=== Exercise requirements ===
Gather each line in the entries that includes the string "label".
##### Task data #####
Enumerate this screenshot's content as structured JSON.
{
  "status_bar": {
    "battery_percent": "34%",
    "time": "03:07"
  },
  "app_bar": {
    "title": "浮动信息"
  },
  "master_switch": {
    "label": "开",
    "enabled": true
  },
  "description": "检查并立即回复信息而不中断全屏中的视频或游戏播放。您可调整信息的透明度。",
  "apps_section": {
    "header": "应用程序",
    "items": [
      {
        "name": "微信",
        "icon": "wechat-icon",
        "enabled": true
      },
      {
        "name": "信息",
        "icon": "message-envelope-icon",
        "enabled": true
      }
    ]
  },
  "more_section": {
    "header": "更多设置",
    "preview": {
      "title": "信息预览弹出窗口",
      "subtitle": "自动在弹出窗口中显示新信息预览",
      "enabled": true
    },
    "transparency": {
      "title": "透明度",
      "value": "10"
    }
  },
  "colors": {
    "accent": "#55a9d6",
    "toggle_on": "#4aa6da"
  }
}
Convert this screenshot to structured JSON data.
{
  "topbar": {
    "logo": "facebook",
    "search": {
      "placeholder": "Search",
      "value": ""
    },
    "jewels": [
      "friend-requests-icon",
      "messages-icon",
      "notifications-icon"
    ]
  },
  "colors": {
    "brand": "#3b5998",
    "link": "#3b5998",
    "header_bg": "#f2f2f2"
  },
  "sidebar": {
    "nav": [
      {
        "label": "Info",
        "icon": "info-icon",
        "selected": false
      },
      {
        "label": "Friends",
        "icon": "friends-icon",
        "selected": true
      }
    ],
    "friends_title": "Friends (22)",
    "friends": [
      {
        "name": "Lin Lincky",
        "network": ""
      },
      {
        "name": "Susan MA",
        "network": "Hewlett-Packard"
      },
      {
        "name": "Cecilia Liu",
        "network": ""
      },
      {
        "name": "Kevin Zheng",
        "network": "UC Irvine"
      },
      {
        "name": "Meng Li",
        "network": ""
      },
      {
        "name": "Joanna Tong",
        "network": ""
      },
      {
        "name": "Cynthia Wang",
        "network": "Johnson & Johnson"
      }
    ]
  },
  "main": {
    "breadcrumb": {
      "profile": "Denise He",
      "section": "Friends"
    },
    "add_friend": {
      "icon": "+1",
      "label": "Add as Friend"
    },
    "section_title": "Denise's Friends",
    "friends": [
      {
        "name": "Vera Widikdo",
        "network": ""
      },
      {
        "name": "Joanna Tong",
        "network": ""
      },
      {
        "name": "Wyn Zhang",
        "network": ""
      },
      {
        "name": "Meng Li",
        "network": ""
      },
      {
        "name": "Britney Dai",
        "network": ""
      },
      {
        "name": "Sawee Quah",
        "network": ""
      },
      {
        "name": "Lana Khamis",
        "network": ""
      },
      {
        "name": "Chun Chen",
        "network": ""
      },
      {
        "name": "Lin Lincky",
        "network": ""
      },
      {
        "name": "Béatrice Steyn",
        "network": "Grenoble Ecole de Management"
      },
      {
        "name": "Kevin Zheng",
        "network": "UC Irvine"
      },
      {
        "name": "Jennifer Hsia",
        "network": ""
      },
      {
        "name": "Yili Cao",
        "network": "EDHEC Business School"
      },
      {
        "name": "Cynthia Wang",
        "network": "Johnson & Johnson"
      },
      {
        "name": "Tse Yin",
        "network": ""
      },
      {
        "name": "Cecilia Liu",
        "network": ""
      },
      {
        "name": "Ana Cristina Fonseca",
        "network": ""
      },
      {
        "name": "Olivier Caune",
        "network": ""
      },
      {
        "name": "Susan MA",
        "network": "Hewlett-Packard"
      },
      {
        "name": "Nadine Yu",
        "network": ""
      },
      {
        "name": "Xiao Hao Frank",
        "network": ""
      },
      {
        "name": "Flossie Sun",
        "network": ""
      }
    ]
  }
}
#####
=== Response for this exercise ===
    "label": "开",
        "label": "Info",
        "label": "Friends",
      "label": "Add as Friend"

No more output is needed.